:: Extracted data ::
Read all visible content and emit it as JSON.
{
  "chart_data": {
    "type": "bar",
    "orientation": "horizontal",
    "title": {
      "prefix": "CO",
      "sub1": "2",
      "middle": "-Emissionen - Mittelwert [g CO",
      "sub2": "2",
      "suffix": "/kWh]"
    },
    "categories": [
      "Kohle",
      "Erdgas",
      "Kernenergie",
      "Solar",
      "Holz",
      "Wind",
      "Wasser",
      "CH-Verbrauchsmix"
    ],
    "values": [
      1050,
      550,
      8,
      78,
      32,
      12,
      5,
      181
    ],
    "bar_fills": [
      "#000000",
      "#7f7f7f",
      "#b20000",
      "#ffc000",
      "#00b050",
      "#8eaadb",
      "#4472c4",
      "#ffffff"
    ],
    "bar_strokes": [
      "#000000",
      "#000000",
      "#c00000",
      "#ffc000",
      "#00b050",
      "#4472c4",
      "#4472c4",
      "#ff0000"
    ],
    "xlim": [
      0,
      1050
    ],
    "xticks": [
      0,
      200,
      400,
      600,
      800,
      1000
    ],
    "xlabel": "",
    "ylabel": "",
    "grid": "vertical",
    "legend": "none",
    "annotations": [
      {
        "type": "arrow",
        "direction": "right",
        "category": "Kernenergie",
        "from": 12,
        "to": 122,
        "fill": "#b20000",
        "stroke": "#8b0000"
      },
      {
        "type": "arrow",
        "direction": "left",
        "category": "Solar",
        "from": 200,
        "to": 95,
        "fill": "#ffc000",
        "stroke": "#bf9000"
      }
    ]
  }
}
:::
Directive
Return each entry from above without altering a single character.

Written response
Read all visible content and emit it as JSON.
{
  "chart_data": {
    "type": "bar",
    "orientation": "horizontal",
    "title": {
      "prefix": "CO",
      "sub1": "2",
      "middle": "-Emissionen - Mittelwert [g CO",
      "sub2": "2",
      "suffix": "/kWh]"
    },
    "categories": [
      "Kohle",
      "Erdgas",
      "Kernenergie",
      "Solar",
      "Holz",
      "Wind",
      "Wasser",
      "CH-Verbrauchsmix"
    ],
    "values": [
      1050,
      550,
      8,
      78,
      32,
      12,
      5,
      181
    ],
    "bar_fills": [
      "#000000",
      "#7f7f7f",
      "#b20000",
      "#ffc000",
      "#00b050",
      "#8eaadb",
      "#4472c4",
      "#ffffff"
    ],
    "bar_strokes": [
      "#000000",
      "#000000",
      "#c00000",
      "#ffc000",
      "#00b050",
      "#4472c4",
      "#4472c4",
      "#ff0000"
    ],
    "xlim": [
      0,
      1050
    ],
    "xticks": [
      0,
      200,
      400,
      600,
      800,
      1000
    ],
    "xlabel": "",
    "ylabel": "",
    "grid": "vertical",
    "legend": "none",
    "annotations": [
      {
        "type": "arrow",
        "direction": "right",
        "category": "Kernenergie",
        "from": 12,
        "to": 122,
        "fill": "#b20000",
        "stroke": "#8b0000"
      },
      {
        "type": "arrow",
        "direction": "left",
        "category": "Solar",
        "from": 200,
        "to": 95,
        "fill": "#ffc000",
        "stroke": "#bf9000"
      }
    ]
  }
}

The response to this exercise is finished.